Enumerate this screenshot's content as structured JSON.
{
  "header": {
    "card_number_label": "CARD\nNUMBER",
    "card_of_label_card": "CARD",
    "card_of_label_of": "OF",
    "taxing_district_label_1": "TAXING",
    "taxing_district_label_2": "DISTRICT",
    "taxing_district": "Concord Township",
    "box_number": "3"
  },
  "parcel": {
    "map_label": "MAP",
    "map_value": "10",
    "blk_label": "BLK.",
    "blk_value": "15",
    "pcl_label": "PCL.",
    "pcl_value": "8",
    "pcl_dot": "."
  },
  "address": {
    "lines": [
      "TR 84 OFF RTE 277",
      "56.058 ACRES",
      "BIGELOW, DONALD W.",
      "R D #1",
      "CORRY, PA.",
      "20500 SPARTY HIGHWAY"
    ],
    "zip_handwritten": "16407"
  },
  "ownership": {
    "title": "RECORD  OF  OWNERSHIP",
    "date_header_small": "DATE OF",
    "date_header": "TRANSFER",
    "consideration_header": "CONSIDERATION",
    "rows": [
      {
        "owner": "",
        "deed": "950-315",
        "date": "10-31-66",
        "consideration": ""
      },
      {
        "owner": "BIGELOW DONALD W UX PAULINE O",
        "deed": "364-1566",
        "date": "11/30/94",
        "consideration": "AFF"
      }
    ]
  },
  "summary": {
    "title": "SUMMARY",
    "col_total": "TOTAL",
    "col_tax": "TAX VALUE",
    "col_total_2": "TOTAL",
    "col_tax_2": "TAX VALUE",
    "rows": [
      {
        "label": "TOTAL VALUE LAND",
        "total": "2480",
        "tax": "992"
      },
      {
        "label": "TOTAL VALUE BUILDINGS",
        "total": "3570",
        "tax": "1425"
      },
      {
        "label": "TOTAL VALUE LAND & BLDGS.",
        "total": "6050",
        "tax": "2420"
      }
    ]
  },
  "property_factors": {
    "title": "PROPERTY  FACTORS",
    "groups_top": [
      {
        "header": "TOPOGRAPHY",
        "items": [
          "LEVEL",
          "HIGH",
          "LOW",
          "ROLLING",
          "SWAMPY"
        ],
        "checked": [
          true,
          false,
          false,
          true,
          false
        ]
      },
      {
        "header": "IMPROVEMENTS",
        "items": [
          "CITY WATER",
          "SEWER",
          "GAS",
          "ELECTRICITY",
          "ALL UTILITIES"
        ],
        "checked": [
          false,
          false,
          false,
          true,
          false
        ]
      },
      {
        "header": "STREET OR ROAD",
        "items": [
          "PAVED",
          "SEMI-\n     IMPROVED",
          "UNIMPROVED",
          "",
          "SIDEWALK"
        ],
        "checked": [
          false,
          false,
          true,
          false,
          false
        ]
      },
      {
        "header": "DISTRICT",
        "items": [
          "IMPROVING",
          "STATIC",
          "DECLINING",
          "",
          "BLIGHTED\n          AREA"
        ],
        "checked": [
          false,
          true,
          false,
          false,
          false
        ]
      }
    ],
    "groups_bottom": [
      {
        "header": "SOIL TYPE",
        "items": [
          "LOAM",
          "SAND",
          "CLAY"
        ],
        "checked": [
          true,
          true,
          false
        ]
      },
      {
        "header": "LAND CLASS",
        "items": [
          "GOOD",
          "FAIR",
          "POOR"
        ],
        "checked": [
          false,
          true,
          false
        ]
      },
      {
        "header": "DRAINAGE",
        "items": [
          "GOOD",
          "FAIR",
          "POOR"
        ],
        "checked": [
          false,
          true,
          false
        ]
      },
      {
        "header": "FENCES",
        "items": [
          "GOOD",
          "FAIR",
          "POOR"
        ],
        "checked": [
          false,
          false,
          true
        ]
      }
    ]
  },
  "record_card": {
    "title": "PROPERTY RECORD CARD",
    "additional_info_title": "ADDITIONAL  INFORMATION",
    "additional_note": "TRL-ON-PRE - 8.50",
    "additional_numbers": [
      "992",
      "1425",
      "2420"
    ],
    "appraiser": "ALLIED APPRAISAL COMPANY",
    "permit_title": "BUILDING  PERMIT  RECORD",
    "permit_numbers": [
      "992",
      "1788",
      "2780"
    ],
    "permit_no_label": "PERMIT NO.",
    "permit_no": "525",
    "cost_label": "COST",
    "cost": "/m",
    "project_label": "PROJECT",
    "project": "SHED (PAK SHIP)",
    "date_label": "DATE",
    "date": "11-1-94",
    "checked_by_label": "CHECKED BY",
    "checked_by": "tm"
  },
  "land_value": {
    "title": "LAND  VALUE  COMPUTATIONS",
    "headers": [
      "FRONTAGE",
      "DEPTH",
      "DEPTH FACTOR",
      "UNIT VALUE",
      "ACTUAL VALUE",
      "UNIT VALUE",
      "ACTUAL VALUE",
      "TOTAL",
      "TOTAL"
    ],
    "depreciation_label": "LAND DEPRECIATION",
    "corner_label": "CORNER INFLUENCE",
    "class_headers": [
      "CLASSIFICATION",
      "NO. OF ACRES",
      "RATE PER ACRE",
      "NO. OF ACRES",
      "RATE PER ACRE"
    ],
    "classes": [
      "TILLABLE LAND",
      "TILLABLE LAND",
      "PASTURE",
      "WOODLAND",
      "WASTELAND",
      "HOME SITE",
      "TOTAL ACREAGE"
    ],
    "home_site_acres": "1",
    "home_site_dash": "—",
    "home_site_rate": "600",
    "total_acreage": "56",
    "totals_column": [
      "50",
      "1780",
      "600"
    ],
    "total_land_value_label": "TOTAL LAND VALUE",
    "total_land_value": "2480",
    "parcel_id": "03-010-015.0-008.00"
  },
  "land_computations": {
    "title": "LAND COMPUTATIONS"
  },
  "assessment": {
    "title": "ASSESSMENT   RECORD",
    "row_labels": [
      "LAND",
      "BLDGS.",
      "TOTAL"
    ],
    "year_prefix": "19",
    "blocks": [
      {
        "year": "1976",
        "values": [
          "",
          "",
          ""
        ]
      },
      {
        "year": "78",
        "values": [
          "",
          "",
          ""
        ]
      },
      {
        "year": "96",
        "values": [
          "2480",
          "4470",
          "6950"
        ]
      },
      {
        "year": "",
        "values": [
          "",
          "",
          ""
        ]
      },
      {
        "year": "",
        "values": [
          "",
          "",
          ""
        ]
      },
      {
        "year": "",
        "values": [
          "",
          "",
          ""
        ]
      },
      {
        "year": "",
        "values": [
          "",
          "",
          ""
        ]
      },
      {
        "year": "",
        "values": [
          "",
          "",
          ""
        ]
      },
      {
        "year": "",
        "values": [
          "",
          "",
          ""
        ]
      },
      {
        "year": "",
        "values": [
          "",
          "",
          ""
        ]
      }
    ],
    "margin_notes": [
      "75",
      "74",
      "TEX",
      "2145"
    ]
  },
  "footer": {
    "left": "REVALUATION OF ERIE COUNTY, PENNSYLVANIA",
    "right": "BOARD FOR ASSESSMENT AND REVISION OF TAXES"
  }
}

■ What this task involves ■
Reproduce the listing above word for word.

■ Written answer ■
Enumerate this screenshot's content as structured JSON.
{
  "header": {
    "card_number_label": "CARD\nNUMBER",
    "card_of_label_card": "CARD",
    "card_of_label_of": "OF",
    "taxing_district_label_1": "TAXING",
    "taxing_district_label_2": "DISTRICT",
    "taxing_district": "Concord Township",
    "box_number": "3"
  },
  "parcel": {
    "map_label": "MAP",
    "map_value": "10",
    "blk_label": "BLK.",
    "blk_value": "15",
    "pcl_label": "PCL.",
    "pcl_value": "8",
    "pcl_dot": "."
  },
  "address": {
    "lines": [
      "TR 84 OFF RTE 277",
      "56.058 ACRES",
      "BIGELOW, DONALD W.",
      "R D #1",
      "CORRY, PA.",
      "20500 SPARTY HIGHWAY"
    ],
    "zip_handwritten": "16407"
  },
  "ownership": {
    "title": "RECORD  OF  OWNERSHIP",
    "date_header_small": "DATE OF",
    "date_header": "TRANSFER",
    "consideration_header": "CONSIDERATION",
    "rows": [
      {
        "owner": "",
        "deed": "950-315",
        "date": "10-31-66",
        "consideration": ""
      },
      {
        "owner": "BIGELOW DONALD W UX PAULINE O",
        "deed": "364-1566",
        "date": "11/30/94",
        "consideration": "AFF"
      }
    ]
  },
  "summary": {
    "title": "SUMMARY",
    "col_total": "TOTAL",
    "col_tax": "TAX VALUE",
    "col_total_2": "TOTAL",
    "col_tax_2": "TAX VALUE",
    "rows": [
      {
        "label": "TOTAL VALUE LAND",
        "total": "2480",
        "tax": "992"
      },
      {
        "label": "TOTAL VALUE BUILDINGS",
        "total": "3570",
        "tax": "1425"
      },
      {
        "label": "TOTAL VALUE LAND & BLDGS.",
        "total": "6050",
        "tax": "2420"
      }
    ]
  },
  "property_factors": {
    "title": "PROPERTY  FACTORS",
    "groups_top": [
      {
        "header": "TOPOGRAPHY",
        "items": [
          "LEVEL",
          "HIGH",
          "LOW",
          "ROLLING",
          "SWAMPY"
        ],
        "checked": [
          true,
          false,
          false,
          true,
          false
        ]
      },
      {
        "header": "IMPROVEMENTS",
        "items": [
          "CITY WATER",
          "SEWER",
          "GAS",
          "ELECTRICITY",
          "ALL UTILITIES"
        ],
        "checked": [
          false,
          false,
          false,
          true,
          false
        ]
      },
      {
        "header": "STREET OR ROAD",
        "items": [
          "PAVED",
          "SEMI-\n     IMPROVED",
          "UNIMPROVED",
          "",
          "SIDEWALK"
        ],
        "checked": [
          false,
          false,
          true,
          false,
          false
        ]
      },
      {
        "header": "DISTRICT",
        "items": [
          "IMPROVING",
          "STATIC",
          "DECLINING",
          "",
          "BLIGHTED\n          AREA"
        ],
        "checked": [
          false,
          true,
          false,
          false,
          false
        ]
      }
    ],
    "groups_bottom": [
      {
        "header": "SOIL TYPE",
        "items": [
          "LOAM",
          "SAND",
          "CLAY"
        ],
        "checked": [
          true,
          true,
          false
        ]
      },
      {
        "header": "LAND CLASS",
        "items": [
          "GOOD",
          "FAIR",
          "POOR"
        ],
        "checked": [
          false,
          true,
          false
        ]
      },
      {
        "header": "DRAINAGE",
        "items": [
          "GOOD",
          "FAIR",
          "POOR"
        ],
        "checked": [
          false,
          true,
          false
        ]
      },
      {
        "header": "FENCES",
        "items": [
          "GOOD",
          "FAIR",
          "POOR"
        ],
        "checked": [
          false,
          false,
          true
        ]
      }
    ]
  },
  "record_card": {
    "title": "PROPERTY RECORD CARD",
    "additional_info_title": "ADDITIONAL  INFORMATION",
    "additional_note": "TRL-ON-PRE - 8.50",
    "additional_numbers": [
      "992",
      "1425",
      "2420"
    ],
    "appraiser": "ALLIED APPRAISAL COMPANY",
    "permit_title": "BUILDING  PERMIT  RECORD",
    "permit_numbers": [
      "992",
      "1788",
      "2780"
    ],
    "permit_no_label": "PERMIT NO.",
    "permit_no": "525",
    "cost_label": "COST",
    "cost": "/m",
    "project_label": "PROJECT",
    "project": "SHED (PAK SHIP)",
    "date_label": "DATE",
    "date": "11-1-94",
    "checked_by_label": "CHECKED BY",
    "checked_by": "tm"
  },
  "land_value": {
    "title": "LAND  VALUE  COMPUTATIONS",
    "headers": [
      "FRONTAGE",
      "DEPTH",
      "DEPTH FACTOR",
      "UNIT VALUE",
      "ACTUAL VALUE",
      "UNIT VALUE",
      "ACTUAL VALUE",
      "TOTAL",
      "TOTAL"
    ],
    "depreciation_label": "LAND DEPRECIATION",
    "corner_label": "CORNER INFLUENCE",
    "class_headers": [
      "CLASSIFICATION",
      "NO. OF ACRES",
      "RATE PER ACRE",
      "NO. OF ACRES",
      "RATE PER ACRE"
    ],
    "classes": [
      "TILLABLE LAND",
      "TILLABLE LAND",
      "PASTURE",
      "WOODLAND",
      "WASTELAND",
      "HOME SITE",
      "TOTAL ACREAGE"
    ],
    "home_site_acres": "1",
    "home_site_dash": "—",
    "home_site_rate": "600",
    "total_acreage": "56",
    "totals_column": [
      "50",
      "1780",
      "600"
    ],
    "total_land_value_label": "TOTAL LAND VALUE",
    "total_land_value": "2480",
    "parcel_id": "03-010-015.0-008.00"
  },
  "land_computations": {
    "title": "LAND COMPUTATIONS"
  },
  "assessment": {
    "title": "ASSESSMENT   RECORD",
    "row_labels": [
      "LAND",
      "BLDGS.",
      "TOTAL"
    ],
    "year_prefix": "19",
    "blocks": [
      {
        "year": "1976",
        "values": [
          "",
          "",
          ""
        ]
      },
      {
        "year": "78",
        "values": [
          "",
          "",
          ""
        ]
      },
      {
        "year": "96",
        "values": [
          "2480",
          "4470",
          "6950"
        ]
      },
      {
        "year": "",
        "values": [
          "",
          "",
          ""
        ]
      },
      {
        "year": "",
        "values": [
          "",
          "",
          ""
        ]
      },
      {
        "year": "",
        "values": [
          "",
          "",
          ""
        ]
      },
      {
        "year": "",
        "values": [
          "",
          "",
          ""
        ]
      },
      {
        "year": "",
        "values": [
          "",
          "",
          ""
        ]
      },
      {
        "year": "",
        "values": [
          "",
          "",
          ""
        ]
      },
      {
        "year": "",
        "values": [
          "",
          "",
          ""
        ]
      }
    ],
    "margin_notes": [
      "75",
      "74",
      "TEX",
      "2145"
    ]
  },
  "footer": {
    "left": "REVALUATION OF ERIE COUNTY, PENNSYLVANIA",
    "right": "BOARD FOR ASSESSMENT AND REVISION OF TAXES"
  }
}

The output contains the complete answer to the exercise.